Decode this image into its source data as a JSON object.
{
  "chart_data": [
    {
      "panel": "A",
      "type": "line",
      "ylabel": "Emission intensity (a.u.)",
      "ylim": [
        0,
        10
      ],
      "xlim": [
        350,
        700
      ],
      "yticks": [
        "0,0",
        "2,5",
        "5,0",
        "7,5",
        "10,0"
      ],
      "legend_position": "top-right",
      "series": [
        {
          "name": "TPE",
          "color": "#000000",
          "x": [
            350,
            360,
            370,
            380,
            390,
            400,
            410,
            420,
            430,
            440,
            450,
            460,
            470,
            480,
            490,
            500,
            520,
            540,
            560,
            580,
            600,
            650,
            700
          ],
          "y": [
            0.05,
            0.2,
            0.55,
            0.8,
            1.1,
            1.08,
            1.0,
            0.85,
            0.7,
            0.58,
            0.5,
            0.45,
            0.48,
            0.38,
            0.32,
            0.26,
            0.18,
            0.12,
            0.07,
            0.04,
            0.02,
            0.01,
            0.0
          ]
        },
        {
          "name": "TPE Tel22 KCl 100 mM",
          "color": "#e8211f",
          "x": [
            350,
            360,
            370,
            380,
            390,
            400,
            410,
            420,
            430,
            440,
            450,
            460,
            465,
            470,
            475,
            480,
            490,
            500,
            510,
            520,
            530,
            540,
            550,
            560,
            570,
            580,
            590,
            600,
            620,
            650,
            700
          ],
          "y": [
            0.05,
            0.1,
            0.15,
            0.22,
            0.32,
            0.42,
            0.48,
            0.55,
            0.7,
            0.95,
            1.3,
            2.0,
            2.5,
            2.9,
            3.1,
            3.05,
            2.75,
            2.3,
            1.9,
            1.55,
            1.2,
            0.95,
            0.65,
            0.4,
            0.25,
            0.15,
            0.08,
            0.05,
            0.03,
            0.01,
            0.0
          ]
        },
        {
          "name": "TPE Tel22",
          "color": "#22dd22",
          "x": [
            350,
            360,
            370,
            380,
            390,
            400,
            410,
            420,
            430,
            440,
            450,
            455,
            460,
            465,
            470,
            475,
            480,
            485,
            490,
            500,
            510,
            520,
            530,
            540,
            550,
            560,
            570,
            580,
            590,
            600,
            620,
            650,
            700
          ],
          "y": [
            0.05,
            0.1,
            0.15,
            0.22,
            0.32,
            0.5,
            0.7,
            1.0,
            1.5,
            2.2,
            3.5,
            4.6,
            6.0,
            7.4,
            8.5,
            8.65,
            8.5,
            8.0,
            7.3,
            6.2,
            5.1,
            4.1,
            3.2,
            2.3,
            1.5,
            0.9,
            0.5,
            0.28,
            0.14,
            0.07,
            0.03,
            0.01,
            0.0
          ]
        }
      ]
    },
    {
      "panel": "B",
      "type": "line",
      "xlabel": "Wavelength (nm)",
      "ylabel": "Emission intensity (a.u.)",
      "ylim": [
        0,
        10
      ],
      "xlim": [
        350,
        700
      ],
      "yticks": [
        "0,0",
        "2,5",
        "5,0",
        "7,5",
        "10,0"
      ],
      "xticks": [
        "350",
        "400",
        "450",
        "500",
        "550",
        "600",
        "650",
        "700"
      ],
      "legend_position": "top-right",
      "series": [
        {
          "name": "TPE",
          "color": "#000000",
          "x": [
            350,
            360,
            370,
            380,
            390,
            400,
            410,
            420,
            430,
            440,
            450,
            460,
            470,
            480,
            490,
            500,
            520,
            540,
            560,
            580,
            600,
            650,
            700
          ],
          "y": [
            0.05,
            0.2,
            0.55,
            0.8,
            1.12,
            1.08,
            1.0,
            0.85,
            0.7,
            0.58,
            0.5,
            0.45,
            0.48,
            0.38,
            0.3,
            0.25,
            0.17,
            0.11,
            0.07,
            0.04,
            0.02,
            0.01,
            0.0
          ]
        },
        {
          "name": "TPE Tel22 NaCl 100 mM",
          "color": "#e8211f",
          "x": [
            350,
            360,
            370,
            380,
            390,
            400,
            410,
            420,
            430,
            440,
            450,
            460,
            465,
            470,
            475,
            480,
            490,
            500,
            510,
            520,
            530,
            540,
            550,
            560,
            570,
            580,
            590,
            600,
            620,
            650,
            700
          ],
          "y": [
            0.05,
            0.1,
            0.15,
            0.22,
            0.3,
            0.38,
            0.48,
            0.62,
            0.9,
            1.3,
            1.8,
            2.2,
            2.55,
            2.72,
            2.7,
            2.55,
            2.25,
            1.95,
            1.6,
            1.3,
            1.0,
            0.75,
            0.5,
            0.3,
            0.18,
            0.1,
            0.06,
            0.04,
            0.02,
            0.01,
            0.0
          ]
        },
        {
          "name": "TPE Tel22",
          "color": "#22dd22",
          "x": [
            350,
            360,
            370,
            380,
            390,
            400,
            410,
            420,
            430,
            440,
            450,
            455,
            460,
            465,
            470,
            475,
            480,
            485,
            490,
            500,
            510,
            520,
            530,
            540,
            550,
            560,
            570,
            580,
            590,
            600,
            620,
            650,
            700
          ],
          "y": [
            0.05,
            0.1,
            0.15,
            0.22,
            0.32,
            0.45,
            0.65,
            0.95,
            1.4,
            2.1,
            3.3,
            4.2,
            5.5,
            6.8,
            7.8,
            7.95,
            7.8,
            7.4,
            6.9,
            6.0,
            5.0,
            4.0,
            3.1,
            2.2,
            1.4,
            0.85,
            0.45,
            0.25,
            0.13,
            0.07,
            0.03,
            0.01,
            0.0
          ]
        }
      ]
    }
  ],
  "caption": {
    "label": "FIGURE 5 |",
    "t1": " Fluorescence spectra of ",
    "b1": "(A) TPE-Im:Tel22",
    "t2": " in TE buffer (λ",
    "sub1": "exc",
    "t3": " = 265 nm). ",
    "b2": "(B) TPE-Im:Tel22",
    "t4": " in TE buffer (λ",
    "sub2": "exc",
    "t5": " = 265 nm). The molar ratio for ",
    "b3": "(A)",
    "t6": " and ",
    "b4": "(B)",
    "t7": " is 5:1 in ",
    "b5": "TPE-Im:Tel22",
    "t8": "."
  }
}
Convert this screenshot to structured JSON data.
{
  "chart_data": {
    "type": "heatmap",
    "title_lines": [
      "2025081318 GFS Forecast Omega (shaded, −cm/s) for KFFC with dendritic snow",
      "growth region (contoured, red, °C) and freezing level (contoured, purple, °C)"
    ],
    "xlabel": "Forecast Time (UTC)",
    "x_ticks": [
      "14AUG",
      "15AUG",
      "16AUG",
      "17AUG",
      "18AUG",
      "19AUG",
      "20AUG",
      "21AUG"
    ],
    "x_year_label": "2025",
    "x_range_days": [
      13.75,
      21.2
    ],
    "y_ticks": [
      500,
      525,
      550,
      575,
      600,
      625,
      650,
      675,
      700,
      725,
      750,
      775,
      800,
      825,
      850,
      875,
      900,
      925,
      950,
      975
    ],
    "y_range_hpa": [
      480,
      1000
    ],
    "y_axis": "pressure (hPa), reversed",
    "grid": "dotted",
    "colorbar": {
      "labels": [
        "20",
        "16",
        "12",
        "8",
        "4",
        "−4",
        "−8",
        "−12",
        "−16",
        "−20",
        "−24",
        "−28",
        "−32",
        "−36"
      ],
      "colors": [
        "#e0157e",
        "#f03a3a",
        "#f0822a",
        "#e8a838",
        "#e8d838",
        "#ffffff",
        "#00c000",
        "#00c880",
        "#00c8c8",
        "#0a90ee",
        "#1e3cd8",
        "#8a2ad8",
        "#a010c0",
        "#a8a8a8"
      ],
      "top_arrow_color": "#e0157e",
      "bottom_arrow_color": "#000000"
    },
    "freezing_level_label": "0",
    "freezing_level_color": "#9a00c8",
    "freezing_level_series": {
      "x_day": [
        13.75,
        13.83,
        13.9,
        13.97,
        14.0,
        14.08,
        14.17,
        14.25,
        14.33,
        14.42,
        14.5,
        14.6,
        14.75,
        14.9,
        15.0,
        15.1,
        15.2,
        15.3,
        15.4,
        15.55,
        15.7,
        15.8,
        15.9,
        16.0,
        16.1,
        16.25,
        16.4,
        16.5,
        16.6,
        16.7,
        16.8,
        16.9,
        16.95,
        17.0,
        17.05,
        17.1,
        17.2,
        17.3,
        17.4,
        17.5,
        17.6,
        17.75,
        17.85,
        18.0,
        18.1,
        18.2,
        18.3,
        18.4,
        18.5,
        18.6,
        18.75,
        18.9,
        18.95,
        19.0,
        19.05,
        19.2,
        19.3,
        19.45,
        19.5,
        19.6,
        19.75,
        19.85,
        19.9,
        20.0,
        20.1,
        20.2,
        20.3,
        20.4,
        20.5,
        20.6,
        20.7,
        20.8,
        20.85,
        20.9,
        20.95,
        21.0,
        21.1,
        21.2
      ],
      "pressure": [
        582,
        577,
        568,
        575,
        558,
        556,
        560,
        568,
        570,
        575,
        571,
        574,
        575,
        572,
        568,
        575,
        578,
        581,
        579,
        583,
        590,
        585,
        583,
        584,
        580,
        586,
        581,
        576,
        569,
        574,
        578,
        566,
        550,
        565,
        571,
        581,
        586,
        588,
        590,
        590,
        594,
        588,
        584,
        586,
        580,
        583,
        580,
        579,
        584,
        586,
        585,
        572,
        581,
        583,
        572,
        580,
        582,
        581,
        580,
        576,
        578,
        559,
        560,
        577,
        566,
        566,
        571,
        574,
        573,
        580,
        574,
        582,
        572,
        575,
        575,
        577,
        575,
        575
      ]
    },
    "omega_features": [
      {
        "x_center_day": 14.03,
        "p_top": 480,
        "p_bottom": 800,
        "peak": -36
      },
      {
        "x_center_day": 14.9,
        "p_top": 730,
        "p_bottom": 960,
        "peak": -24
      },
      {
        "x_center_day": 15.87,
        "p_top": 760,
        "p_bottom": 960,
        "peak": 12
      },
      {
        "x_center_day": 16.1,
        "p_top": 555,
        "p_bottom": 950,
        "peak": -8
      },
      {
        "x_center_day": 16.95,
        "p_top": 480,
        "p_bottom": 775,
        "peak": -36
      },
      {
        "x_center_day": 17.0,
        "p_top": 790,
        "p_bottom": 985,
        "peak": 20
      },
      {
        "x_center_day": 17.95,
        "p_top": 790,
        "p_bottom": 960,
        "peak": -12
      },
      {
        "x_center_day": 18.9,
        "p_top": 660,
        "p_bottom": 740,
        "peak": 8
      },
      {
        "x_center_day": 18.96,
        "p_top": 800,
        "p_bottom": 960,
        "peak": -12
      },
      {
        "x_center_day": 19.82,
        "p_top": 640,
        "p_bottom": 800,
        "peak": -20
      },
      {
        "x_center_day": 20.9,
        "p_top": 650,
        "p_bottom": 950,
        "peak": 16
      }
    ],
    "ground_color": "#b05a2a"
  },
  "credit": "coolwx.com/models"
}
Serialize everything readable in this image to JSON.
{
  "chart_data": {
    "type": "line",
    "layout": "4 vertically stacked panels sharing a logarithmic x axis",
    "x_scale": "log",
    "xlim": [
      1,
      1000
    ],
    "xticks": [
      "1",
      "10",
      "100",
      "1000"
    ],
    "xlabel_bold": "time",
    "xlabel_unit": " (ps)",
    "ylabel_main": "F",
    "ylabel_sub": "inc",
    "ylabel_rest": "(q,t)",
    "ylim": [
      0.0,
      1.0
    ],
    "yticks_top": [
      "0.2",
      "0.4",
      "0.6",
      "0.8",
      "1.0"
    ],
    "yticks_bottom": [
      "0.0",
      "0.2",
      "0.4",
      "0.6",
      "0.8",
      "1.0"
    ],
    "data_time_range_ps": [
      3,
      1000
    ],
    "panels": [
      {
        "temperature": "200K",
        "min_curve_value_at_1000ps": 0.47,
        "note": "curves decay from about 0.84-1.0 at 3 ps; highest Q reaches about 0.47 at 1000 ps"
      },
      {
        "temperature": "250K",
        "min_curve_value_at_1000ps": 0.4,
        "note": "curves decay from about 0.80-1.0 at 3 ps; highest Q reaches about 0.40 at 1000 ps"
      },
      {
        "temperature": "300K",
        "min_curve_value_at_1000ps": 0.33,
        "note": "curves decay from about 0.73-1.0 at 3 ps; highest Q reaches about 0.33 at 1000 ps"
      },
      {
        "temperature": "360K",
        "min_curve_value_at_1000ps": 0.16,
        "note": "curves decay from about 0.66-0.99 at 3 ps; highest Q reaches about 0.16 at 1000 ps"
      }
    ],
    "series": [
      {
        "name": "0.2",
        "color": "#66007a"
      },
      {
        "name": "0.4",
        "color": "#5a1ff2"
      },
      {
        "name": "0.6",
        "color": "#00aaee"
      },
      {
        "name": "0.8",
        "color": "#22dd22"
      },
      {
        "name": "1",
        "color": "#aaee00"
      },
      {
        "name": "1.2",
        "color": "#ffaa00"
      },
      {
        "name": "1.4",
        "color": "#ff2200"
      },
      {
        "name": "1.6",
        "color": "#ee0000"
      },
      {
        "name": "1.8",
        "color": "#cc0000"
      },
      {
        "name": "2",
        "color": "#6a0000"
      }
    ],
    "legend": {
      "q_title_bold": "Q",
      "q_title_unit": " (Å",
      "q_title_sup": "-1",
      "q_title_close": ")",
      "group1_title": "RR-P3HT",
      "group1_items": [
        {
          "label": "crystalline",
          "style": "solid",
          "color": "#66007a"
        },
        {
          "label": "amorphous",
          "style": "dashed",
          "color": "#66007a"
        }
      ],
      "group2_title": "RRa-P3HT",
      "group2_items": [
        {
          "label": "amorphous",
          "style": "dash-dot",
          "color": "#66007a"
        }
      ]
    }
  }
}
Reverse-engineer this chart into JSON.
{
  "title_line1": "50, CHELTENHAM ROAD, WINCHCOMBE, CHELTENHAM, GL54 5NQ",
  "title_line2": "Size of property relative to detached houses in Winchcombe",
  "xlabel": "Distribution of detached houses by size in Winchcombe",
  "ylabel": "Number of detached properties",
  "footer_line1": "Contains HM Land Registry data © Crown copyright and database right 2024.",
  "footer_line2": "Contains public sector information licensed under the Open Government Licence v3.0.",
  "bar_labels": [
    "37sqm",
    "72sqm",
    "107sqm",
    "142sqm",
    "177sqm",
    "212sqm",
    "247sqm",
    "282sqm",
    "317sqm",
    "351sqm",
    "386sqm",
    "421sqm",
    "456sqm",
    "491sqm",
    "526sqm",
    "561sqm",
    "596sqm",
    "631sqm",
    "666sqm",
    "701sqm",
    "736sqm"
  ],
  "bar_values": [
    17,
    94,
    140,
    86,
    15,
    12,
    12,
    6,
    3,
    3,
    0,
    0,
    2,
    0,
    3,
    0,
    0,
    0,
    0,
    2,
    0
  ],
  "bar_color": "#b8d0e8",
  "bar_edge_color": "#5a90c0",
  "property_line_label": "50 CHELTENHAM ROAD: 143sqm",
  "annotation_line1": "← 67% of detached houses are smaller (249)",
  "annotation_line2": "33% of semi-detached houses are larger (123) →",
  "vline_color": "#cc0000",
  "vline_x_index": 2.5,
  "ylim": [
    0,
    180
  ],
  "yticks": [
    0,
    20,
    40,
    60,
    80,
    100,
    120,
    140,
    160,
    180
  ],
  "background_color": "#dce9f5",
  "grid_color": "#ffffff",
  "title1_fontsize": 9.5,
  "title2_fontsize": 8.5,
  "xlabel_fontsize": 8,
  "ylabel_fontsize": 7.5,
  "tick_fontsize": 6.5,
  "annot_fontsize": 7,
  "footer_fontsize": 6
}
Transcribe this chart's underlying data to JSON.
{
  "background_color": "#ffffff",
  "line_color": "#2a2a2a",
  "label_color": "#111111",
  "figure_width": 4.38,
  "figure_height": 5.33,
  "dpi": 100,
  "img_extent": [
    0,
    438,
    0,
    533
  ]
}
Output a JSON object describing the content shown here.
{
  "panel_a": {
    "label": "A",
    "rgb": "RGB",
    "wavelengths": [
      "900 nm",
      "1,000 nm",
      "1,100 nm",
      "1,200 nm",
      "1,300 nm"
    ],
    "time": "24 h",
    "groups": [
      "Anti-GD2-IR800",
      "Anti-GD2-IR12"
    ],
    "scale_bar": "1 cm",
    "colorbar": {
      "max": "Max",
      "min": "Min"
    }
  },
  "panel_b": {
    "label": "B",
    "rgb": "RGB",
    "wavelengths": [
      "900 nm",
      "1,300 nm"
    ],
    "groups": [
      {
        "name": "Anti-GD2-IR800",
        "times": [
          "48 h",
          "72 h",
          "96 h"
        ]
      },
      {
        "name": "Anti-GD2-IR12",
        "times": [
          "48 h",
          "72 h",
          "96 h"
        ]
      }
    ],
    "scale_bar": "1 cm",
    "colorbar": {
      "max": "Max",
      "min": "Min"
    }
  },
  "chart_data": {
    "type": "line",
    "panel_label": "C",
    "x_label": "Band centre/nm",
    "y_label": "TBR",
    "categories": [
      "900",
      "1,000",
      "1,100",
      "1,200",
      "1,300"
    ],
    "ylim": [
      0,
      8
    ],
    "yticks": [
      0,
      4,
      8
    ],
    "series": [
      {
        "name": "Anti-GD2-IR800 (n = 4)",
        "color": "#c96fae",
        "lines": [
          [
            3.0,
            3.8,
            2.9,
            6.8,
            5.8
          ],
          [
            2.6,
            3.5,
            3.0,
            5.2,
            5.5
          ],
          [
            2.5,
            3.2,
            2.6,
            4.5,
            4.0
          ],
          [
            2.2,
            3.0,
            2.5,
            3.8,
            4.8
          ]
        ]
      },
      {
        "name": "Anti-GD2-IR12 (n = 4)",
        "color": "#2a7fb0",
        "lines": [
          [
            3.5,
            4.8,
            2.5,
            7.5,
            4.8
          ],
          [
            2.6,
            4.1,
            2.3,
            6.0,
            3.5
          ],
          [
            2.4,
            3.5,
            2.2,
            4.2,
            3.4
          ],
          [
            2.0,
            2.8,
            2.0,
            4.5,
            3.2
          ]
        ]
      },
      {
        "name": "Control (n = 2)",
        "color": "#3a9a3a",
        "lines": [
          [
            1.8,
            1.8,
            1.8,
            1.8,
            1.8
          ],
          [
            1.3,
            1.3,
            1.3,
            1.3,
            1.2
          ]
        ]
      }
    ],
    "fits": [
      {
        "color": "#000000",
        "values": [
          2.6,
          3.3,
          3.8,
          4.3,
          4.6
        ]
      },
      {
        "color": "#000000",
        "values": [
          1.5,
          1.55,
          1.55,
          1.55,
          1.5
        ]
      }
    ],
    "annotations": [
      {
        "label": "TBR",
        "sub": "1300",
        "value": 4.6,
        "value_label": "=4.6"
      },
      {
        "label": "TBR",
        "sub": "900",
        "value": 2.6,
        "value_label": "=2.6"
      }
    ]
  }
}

--- --- ---

> **YOUR TASK**: Find each line in the records holding the string "ffffff" and show it.

> **SOLUTION FOR THIS EXERCISE**:
        "#ffffff",
  "grid_color": "#ffffff",
  "background_color": "#ffffff",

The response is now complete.